**Given exercise:** Hunt for the word "woman" across the entries below, copying each line that holds it.

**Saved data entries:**
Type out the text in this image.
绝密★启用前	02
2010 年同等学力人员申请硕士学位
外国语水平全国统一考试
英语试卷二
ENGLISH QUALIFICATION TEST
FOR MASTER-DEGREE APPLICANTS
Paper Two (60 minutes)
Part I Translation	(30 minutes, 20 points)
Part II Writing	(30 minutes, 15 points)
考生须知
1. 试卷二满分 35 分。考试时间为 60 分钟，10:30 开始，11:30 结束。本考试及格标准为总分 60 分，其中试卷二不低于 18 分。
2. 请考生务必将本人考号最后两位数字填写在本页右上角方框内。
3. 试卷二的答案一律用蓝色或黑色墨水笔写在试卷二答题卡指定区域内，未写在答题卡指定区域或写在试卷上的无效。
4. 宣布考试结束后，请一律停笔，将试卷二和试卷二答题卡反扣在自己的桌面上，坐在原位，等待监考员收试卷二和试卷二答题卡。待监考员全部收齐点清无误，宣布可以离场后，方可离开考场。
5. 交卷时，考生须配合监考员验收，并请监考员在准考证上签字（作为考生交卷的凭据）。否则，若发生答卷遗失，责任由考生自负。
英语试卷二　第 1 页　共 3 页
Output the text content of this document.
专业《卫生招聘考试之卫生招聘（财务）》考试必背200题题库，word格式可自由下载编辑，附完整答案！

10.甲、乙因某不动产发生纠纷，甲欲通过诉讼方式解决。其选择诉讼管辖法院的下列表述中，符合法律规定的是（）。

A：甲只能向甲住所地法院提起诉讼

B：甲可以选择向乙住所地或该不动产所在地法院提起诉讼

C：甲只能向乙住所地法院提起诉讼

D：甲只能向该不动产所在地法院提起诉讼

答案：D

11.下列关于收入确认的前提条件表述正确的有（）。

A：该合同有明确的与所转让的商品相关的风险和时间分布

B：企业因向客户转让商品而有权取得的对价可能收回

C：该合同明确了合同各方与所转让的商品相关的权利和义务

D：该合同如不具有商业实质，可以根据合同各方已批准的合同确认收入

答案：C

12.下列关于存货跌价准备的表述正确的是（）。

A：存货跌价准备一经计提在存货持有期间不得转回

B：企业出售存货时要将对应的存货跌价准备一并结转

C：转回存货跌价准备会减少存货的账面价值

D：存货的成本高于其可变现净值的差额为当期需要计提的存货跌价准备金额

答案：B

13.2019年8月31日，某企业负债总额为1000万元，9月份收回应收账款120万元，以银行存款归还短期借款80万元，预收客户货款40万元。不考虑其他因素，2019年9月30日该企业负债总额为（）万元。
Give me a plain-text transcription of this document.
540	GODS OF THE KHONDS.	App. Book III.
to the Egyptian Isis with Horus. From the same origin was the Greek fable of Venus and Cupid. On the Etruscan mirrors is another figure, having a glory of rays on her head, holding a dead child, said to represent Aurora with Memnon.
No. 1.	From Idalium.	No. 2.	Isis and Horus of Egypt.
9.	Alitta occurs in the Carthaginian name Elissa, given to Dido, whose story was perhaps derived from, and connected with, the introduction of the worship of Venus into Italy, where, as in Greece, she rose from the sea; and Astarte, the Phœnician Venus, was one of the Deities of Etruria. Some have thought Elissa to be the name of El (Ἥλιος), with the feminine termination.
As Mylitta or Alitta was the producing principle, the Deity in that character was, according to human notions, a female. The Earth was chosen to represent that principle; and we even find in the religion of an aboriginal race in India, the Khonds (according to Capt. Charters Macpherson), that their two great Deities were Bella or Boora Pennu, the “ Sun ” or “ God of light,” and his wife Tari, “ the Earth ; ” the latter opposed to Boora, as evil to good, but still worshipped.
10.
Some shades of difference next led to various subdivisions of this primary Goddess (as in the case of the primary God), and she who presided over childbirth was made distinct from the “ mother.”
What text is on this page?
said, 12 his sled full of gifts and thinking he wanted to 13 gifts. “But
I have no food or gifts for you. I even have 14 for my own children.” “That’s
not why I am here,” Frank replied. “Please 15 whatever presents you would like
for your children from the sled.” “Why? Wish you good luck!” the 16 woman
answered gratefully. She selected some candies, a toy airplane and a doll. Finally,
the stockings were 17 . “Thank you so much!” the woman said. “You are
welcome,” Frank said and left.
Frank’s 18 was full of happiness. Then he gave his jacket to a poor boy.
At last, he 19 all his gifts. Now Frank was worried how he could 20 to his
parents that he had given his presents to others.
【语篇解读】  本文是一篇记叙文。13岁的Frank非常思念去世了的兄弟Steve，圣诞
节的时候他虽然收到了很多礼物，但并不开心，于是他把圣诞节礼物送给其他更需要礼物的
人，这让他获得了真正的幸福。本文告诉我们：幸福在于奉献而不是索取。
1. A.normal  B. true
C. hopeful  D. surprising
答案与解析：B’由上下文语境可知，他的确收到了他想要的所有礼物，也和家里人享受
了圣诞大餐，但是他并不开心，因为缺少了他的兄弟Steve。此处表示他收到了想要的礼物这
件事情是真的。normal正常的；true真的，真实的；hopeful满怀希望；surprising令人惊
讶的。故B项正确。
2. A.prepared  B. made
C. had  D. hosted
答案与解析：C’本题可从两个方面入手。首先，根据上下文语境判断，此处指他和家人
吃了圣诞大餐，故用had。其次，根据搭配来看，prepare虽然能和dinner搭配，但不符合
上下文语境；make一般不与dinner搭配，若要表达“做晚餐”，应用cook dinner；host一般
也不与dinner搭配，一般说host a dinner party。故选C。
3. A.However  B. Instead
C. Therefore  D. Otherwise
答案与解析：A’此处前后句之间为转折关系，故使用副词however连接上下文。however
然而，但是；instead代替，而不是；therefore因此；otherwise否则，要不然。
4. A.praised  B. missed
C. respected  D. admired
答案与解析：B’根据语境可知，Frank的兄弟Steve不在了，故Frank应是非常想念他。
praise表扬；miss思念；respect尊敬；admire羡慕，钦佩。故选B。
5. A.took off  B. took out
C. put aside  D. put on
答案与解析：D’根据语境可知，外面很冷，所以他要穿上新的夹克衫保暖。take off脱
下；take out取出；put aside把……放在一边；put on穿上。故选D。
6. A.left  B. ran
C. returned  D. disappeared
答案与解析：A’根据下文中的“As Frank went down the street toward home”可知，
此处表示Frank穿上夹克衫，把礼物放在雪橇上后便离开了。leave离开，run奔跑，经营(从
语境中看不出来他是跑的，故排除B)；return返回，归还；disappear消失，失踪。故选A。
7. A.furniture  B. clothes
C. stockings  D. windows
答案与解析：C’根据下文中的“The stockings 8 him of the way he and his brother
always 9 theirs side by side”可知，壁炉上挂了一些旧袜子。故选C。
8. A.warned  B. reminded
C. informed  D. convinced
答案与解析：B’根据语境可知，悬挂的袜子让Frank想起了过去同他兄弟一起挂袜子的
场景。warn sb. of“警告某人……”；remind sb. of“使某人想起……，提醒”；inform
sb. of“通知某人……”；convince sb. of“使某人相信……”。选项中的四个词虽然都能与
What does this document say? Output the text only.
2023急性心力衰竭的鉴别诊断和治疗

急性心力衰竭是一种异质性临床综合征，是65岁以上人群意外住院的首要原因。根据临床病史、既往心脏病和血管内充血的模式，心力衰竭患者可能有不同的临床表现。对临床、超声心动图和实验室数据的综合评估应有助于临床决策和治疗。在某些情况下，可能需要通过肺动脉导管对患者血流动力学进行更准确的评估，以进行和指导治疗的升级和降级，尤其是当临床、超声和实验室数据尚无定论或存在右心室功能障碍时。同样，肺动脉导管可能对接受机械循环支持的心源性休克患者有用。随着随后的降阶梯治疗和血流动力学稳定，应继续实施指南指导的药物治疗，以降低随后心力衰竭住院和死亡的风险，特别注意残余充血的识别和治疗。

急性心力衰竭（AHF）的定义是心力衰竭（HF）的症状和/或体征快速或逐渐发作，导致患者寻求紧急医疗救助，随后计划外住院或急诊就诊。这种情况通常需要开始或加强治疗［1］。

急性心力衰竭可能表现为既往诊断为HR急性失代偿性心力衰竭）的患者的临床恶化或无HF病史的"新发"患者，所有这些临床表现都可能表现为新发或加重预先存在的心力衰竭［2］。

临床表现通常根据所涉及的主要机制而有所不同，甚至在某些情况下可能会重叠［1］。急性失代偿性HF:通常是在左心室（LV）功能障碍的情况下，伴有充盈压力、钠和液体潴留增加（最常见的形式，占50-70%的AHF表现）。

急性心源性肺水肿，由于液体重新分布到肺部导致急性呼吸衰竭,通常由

**Exercise output:**
for your children from the sled.” “Why? Wish you good luck!” the 16 woman
the stockings were 17 . “Thank you so much!” the woman said. “You are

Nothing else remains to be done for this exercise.